--- start Supplied material ---
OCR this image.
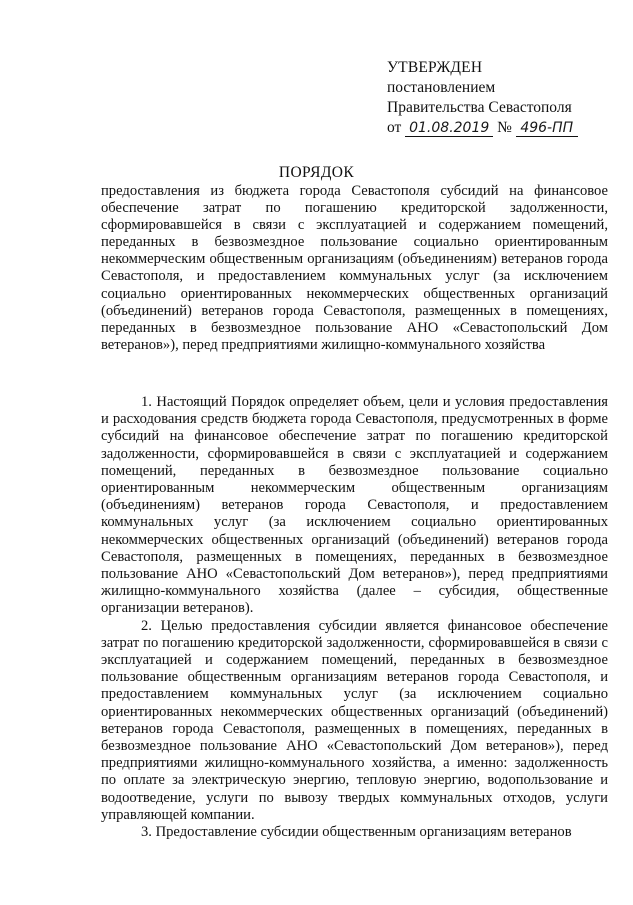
УТВЕРЖДЕН
постановлением
Правительства Севастополя
от 01.08.2019 № 496-ПП
ПОРЯДОК
предоставления из бюджета города Севастополя субсидий на финансовое обеспечение затрат по погашению кредиторской задолженности, сформировавшейся в связи с эксплуатацией и содержанием помещений, переданных в безвозмездное пользование социально ориентированным некоммерческим общественным организациям (объединениям) ветеранов города Севастополя, и предоставлением коммунальных услуг (за исключением социально ориентированных некоммерческих общественных организаций (объединений) ветеранов города Севастополя, размещенных в помещениях, переданных в безвозмездное пользование АНО «Севастопольский Дом ветеранов»), перед предприятиями жилищно-коммунального хозяйства

1. Настоящий Порядок определяет объем, цели и условия предоставления и расходования средств бюджета города Севастополя, предусмотренных в форме субсидий на финансовое обеспечение затрат по погашению кредиторской задолженности, сформировавшейся в связи с эксплуатацией и содержанием помещений, переданных в безвозмездное пользование социально ориентированным некоммерческим общественным организациям (объединениям) ветеранов города Севастополя, и предоставлением коммунальных услуг (за исключением социально ориентированных некоммерческих общественных организаций (объединений) ветеранов города Севастополя, размещенных в помещениях, переданных в безвозмездное пользование АНО «Севастопольский Дом ветеранов»), перед предприятиями жилищно-коммунального хозяйства (далее – субсидия, общественные организации ветеранов).

2. Целью предоставления субсидии является финансовое обеспечение затрат по погашению кредиторской задолженности, сформировавшейся в связи с эксплуатацией и содержанием помещений, переданных в безвозмездное пользование общественным организациям ветеранов города Севастополя, и предоставлением коммунальных услуг (за исключением социально ориентированных некоммерческих общественных организаций (объединений) ветеранов города Севастополя, размещенных в помещениях, переданных в безвозмездное пользование АНО «Севастопольский Дом ветеранов»), перед предприятиями жилищно-коммунального хозяйства, а именно: задолженность по оплате за электрическую энергию, тепловую энергию, водопользование и водоотведение, услуги по вывозу твердых коммунальных отходов, услуги управляющей компании.

3. Предоставление субсидии общественным организациям ветеранов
--- end Supplied material ---
:: Given request ::
Copy all the records above exactly, but leave out the pictures.

:: Output for this task ::
OCR this image.
УТВЕРЖДЕН
постановлением
Правительства Севастополя
от 01.08.2019 № 496-ПП
ПОРЯДОК
предоставления из бюджета города Севастополя субсидий на финансовое обеспечение затрат по погашению кредиторской задолженности, сформировавшейся в связи с эксплуатацией и содержанием помещений, переданных в безвозмездное пользование социально ориентированным некоммерческим общественным организациям (объединениям) ветеранов города Севастополя, и предоставлением коммунальных услуг (за исключением социально ориентированных некоммерческих общественных организаций (объединений) ветеранов города Севастополя, размещенных в помещениях, переданных в безвозмездное пользование АНО «Севастопольский Дом ветеранов»), перед предприятиями жилищно-коммунального хозяйства

1. Настоящий Порядок определяет объем, цели и условия предоставления и расходования средств бюджета города Севастополя, предусмотренных в форме субсидий на финансовое обеспечение затрат по погашению кредиторской задолженности, сформировавшейся в связи с эксплуатацией и содержанием помещений, переданных в безвозмездное пользование социально ориентированным некоммерческим общественным организациям (объединениям) ветеранов города Севастополя, и предоставлением коммунальных услуг (за исключением социально ориентированных некоммерческих общественных организаций (объединений) ветеранов города Севастополя, размещенных в помещениях, переданных в безвозмездное пользование АНО «Севастопольский Дом ветеранов»), перед предприятиями жилищно-коммунального хозяйства (далее – субсидия, общественные организации ветеранов).

2. Целью предоставления субсидии является финансовое обеспечение затрат по погашению кредиторской задолженности, сформировавшейся в связи с эксплуатацией и содержанием помещений, переданных в безвозмездное пользование общественным организациям ветеранов города Севастополя, и предоставлением коммунальных услуг (за исключением социально ориентированных некоммерческих общественных организаций (объединений) ветеранов города Севастополя, размещенных в помещениях, переданных в безвозмездное пользование АНО «Севастопольский Дом ветеранов»), перед предприятиями жилищно-коммунального хозяйства, а именно: задолженность по оплате за электрическую энергию, тепловую энергию, водопользование и водоотведение, услуги по вывозу твердых коммунальных отходов, услуги управляющей компании.

3. Предоставление субсидии общественным организациям ветеранов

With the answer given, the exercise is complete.